---------- Records for the exercise
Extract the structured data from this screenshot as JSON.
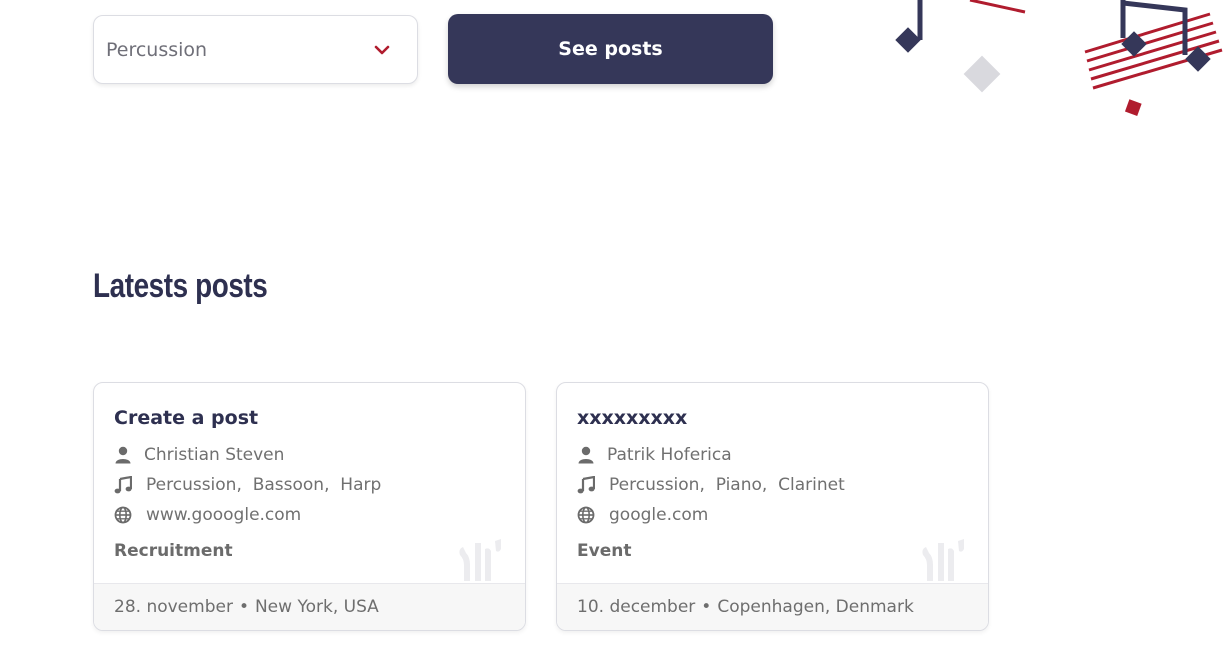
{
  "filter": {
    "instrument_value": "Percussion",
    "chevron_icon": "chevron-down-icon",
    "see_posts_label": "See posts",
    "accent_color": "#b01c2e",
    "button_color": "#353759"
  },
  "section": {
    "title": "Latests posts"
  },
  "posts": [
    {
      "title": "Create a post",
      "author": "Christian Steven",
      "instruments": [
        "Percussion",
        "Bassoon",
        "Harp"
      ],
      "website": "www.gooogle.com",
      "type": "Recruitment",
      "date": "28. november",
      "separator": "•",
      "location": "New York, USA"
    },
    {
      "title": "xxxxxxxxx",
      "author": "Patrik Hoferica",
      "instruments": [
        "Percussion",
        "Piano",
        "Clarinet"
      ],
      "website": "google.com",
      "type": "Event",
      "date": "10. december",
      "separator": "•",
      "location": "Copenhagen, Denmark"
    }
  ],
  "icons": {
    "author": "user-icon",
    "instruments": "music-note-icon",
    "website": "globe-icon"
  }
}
--------------------
---------- Records for the exercise
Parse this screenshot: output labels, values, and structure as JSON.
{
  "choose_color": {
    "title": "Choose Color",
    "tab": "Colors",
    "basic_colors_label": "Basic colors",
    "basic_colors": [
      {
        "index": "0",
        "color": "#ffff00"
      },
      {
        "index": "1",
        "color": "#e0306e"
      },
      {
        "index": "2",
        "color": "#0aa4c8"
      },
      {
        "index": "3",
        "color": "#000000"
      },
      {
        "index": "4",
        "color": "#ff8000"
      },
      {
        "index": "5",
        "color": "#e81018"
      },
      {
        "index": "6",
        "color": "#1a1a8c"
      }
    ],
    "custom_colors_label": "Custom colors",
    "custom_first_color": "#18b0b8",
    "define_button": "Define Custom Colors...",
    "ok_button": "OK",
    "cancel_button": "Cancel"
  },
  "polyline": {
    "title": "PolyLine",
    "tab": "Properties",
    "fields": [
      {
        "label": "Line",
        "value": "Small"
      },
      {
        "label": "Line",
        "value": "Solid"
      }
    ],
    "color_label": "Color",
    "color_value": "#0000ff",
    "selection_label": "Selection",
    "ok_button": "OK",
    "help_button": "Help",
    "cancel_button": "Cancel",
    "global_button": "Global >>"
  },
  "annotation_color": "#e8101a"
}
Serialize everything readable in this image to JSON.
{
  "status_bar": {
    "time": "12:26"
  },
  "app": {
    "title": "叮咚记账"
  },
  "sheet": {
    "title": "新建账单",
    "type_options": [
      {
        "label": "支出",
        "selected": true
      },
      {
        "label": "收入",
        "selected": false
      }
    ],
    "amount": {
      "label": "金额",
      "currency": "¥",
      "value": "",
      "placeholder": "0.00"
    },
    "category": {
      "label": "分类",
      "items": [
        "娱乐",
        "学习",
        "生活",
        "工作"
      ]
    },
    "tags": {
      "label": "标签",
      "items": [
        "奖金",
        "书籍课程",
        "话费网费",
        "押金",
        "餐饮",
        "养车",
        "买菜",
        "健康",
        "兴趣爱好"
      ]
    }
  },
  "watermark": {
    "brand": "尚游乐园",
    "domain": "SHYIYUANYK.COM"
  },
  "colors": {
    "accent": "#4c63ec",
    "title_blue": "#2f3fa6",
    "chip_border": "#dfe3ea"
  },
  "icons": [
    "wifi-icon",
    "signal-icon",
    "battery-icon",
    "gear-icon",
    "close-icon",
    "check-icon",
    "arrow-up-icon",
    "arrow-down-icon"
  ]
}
--------------------
Objective -
Copy all lines from the listing that contain "author".

Completed exercise -
      "author": "Christian Steven",
      "author": "Patrik Hoferica",
    "author": "user-icon",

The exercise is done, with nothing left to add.